> Exercise brief
Extract every line below that contains the word "Decentralized".

> Task inputs
/---

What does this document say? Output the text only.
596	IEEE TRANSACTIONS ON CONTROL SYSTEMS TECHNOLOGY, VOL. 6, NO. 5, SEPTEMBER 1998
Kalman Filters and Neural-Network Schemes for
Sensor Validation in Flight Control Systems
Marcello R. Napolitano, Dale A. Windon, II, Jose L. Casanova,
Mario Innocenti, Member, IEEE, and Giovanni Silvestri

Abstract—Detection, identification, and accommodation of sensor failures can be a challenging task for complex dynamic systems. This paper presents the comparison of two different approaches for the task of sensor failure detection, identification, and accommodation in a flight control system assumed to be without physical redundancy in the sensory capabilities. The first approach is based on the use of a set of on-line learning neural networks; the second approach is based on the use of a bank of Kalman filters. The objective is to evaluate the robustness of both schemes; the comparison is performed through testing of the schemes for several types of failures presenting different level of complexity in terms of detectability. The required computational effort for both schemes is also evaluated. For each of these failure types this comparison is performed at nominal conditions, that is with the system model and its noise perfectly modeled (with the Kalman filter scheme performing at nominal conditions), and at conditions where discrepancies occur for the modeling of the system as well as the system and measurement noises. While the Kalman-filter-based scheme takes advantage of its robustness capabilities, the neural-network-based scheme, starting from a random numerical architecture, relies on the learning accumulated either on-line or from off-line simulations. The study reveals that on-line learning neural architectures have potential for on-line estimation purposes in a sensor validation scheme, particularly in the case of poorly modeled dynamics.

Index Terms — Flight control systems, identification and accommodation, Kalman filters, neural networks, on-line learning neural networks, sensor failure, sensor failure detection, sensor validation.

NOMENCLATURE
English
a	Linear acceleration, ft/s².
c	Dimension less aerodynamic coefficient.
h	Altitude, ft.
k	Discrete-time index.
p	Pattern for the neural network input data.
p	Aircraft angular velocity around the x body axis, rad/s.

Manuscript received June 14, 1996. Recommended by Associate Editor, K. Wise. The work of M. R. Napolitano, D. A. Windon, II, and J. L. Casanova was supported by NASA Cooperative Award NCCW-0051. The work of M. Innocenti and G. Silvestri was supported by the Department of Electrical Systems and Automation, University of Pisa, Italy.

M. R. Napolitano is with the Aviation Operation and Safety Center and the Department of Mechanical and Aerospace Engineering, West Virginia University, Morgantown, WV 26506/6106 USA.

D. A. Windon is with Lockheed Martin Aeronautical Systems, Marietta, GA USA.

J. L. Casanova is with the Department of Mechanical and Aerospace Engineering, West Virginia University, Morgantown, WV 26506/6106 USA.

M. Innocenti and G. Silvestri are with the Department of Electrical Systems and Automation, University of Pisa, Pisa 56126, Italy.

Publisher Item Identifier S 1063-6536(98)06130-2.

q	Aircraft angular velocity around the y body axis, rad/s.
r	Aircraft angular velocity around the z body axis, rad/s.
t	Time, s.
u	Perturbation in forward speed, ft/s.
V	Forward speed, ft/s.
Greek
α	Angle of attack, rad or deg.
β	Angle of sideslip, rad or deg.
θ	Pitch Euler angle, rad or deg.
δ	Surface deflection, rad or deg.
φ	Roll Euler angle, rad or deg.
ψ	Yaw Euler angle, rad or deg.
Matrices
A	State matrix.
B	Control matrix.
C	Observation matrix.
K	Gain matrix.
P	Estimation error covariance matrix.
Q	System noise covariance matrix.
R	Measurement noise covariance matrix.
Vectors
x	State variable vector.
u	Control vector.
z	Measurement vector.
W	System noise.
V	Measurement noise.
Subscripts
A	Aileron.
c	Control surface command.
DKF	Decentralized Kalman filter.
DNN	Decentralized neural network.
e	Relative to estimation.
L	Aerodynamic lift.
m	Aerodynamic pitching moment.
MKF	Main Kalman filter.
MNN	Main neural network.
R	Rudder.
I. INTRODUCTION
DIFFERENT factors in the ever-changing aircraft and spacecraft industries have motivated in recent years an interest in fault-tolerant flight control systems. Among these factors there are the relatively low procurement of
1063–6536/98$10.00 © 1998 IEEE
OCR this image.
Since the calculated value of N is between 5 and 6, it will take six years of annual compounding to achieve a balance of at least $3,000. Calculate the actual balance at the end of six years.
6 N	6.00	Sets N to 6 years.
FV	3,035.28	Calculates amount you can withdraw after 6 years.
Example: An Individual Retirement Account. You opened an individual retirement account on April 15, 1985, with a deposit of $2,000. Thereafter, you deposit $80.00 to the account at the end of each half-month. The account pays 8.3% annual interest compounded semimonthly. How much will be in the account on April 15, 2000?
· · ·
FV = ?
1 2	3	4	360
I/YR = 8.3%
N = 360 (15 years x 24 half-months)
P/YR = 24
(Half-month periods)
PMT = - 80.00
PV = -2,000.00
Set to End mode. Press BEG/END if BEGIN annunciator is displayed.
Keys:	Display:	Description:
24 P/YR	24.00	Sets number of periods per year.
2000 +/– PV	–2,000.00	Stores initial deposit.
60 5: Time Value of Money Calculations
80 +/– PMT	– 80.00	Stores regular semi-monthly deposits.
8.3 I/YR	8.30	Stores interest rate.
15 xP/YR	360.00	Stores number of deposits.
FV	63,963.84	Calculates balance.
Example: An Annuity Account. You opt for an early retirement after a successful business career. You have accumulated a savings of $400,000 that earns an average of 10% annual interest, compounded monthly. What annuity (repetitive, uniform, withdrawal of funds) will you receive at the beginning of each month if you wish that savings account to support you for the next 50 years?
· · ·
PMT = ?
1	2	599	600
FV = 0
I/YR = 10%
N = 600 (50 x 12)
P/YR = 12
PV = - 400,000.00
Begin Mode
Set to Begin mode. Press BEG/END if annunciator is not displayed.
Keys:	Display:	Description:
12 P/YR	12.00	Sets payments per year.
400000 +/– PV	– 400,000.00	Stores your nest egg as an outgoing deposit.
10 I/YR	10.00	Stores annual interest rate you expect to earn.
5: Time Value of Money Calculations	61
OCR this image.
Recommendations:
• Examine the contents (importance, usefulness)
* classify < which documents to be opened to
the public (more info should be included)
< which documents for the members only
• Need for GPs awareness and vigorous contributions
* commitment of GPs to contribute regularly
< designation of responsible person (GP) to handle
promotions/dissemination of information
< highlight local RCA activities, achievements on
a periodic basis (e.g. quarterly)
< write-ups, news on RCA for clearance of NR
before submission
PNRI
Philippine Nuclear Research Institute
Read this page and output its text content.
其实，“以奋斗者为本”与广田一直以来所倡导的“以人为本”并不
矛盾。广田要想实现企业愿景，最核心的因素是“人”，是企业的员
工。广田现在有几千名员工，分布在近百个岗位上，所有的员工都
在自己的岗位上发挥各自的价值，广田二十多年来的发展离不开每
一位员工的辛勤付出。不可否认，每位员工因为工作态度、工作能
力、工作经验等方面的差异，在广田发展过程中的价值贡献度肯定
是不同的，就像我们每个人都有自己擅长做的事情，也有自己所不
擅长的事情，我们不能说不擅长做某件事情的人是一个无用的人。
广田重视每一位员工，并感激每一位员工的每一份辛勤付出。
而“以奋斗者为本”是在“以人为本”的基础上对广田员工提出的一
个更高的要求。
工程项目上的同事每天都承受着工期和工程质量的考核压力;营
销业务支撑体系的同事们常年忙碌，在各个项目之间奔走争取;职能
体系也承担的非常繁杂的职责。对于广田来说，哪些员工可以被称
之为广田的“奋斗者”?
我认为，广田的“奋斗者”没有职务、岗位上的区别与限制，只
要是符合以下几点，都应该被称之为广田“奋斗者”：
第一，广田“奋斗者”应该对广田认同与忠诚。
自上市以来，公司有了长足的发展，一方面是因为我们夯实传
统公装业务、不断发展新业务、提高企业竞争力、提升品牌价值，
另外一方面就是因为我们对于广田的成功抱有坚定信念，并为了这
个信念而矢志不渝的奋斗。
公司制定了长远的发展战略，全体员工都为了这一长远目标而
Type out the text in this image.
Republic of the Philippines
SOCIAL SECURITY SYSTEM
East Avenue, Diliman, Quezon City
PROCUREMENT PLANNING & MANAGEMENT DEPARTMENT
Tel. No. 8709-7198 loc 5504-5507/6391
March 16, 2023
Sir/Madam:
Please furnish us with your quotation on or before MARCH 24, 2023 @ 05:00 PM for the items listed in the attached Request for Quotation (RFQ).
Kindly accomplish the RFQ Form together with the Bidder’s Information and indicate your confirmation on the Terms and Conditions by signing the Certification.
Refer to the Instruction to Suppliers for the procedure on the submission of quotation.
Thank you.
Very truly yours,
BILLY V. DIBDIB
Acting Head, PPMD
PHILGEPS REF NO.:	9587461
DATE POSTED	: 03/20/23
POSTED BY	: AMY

\---

> Expected output
DKF	Decentralized Kalman filter.
DNN	Decentralized neural network.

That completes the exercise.